» Task brief
Write out the data below in full. Keep it exact.

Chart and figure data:
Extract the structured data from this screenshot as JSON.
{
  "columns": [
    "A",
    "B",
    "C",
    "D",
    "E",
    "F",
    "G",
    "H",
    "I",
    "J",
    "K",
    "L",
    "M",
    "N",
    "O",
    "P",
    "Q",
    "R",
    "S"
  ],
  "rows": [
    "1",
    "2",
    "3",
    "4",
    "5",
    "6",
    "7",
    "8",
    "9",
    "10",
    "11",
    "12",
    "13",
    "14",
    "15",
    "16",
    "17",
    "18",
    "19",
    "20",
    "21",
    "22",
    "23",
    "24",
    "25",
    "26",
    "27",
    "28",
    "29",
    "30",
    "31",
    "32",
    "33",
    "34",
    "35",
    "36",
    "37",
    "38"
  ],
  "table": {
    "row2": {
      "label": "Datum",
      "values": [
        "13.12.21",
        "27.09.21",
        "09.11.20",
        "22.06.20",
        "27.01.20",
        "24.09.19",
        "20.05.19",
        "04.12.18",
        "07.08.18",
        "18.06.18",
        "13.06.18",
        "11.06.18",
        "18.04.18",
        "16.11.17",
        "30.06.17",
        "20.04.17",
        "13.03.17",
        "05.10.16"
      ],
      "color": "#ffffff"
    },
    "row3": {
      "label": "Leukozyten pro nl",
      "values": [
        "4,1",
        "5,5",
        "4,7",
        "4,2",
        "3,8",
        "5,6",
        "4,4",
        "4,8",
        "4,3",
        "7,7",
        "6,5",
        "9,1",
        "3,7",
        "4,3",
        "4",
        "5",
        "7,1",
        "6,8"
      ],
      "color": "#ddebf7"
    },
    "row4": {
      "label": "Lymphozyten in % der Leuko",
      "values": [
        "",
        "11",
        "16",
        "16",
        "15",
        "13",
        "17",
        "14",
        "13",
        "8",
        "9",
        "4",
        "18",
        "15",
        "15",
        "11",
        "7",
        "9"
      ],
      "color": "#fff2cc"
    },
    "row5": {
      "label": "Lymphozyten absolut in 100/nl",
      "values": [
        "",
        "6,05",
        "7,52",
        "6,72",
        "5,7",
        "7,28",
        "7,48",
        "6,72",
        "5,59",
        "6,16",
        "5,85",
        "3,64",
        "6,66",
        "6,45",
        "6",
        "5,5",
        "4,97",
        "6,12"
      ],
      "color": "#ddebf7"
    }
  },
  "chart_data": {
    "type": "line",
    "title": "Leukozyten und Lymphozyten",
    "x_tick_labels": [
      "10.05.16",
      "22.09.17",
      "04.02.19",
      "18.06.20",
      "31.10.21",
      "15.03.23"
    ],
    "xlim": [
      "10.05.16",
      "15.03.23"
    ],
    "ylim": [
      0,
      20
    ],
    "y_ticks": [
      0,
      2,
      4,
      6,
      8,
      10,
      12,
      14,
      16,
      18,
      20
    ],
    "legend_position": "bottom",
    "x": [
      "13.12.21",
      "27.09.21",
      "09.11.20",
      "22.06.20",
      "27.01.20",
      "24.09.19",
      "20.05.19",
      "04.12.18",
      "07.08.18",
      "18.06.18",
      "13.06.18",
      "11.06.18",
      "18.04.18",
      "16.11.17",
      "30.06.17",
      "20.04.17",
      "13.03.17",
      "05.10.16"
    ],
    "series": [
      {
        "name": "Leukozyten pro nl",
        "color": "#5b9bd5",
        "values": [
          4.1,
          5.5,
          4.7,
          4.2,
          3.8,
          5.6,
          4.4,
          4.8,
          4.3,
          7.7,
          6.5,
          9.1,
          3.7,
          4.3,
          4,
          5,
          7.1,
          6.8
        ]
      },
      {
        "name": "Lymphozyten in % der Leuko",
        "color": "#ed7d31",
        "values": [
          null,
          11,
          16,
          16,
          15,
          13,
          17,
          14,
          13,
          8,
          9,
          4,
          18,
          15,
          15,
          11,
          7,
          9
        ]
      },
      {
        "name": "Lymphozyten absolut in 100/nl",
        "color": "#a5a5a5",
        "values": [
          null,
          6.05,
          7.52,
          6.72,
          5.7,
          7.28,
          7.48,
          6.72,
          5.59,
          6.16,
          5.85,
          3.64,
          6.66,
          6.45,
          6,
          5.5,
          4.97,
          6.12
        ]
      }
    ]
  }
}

» Output for this exercise
Extract the structured data from this screenshot as JSON.
{
  "columns": [
    "A",
    "B",
    "C",
    "D",
    "E",
    "F",
    "G",
    "H",
    "I",
    "J",
    "K",
    "L",
    "M",
    "N",
    "O",
    "P",
    "Q",
    "R",
    "S"
  ],
  "rows": [
    "1",
    "2",
    "3",
    "4",
    "5",
    "6",
    "7",
    "8",
    "9",
    "10",
    "11",
    "12",
    "13",
    "14",
    "15",
    "16",
    "17",
    "18",
    "19",
    "20",
    "21",
    "22",
    "23",
    "24",
    "25",
    "26",
    "27",
    "28",
    "29",
    "30",
    "31",
    "32",
    "33",
    "34",
    "35",
    "36",
    "37",
    "38"
  ],
  "table": {
    "row2": {
      "label": "Datum",
      "values": [
        "13.12.21",
        "27.09.21",
        "09.11.20",
        "22.06.20",
        "27.01.20",
        "24.09.19",
        "20.05.19",
        "04.12.18",
        "07.08.18",
        "18.06.18",
        "13.06.18",
        "11.06.18",
        "18.04.18",
        "16.11.17",
        "30.06.17",
        "20.04.17",
        "13.03.17",
        "05.10.16"
      ],
      "color": "#ffffff"
    },
    "row3": {
      "label": "Leukozyten pro nl",
      "values": [
        "4,1",
        "5,5",
        "4,7",
        "4,2",
        "3,8",
        "5,6",
        "4,4",
        "4,8",
        "4,3",
        "7,7",
        "6,5",
        "9,1",
        "3,7",
        "4,3",
        "4",
        "5",
        "7,1",
        "6,8"
      ],
      "color": "#ddebf7"
    },
    "row4": {
      "label": "Lymphozyten in % der Leuko",
      "values": [
        "",
        "11",
        "16",
        "16",
        "15",
        "13",
        "17",
        "14",
        "13",
        "8",
        "9",
        "4",
        "18",
        "15",
        "15",
        "11",
        "7",
        "9"
      ],
      "color": "#fff2cc"
    },
    "row5": {
      "label": "Lymphozyten absolut in 100/nl",
      "values": [
        "",
        "6,05",
        "7,52",
        "6,72",
        "5,7",
        "7,28",
        "7,48",
        "6,72",
        "5,59",
        "6,16",
        "5,85",
        "3,64",
        "6,66",
        "6,45",
        "6",
        "5,5",
        "4,97",
        "6,12"
      ],
      "color": "#ddebf7"
    }
  },
  "chart_data": {
    "type": "line",
    "title": "Leukozyten und Lymphozyten",
    "x_tick_labels": [
      "10.05.16",
      "22.09.17",
      "04.02.19",
      "18.06.20",
      "31.10.21",
      "15.03.23"
    ],
    "xlim": [
      "10.05.16",
      "15.03.23"
    ],
    "ylim": [
      0,
      20
    ],
    "y_ticks": [
      0,
      2,
      4,
      6,
      8,
      10,
      12,
      14,
      16,
      18,
      20
    ],
    "legend_position": "bottom",
    "x": [
      "13.12.21",
      "27.09.21",
      "09.11.20",
      "22.06.20",
      "27.01.20",
      "24.09.19",
      "20.05.19",
      "04.12.18",
      "07.08.18",
      "18.06.18",
      "13.06.18",
      "11.06.18",
      "18.04.18",
      "16.11.17",
      "30.06.17",
      "20.04.17",
      "13.03.17",
      "05.10.16"
    ],
    "series": [
      {
        "name": "Leukozyten pro nl",
        "color": "#5b9bd5",
        "values": [
          4.1,
          5.5,
          4.7,
          4.2,
          3.8,
          5.6,
          4.4,
          4.8,
          4.3,
          7.7,
          6.5,
          9.1,
          3.7,
          4.3,
          4,
          5,
          7.1,
          6.8
        ]
      },
      {
        "name": "Lymphozyten in % der Leuko",
        "color": "#ed7d31",
        "values": [
          null,
          11,
          16,
          16,
          15,
          13,
          17,
          14,
          13,
          8,
          9,
          4,
          18,
          15,
          15,
          11,
          7,
          9
        ]
      },
      {
        "name": "Lymphozyten absolut in 100/nl",
        "color": "#a5a5a5",
        "values": [
          null,
          6.05,
          7.52,
          6.72,
          5.7,
          7.28,
          7.48,
          6.72,
          5.59,
          6.16,
          5.85,
          3.64,
          6.66,
          6.45,
          6,
          5.5,
          4.97,
          6.12
        ]
      }
    ]
  }
}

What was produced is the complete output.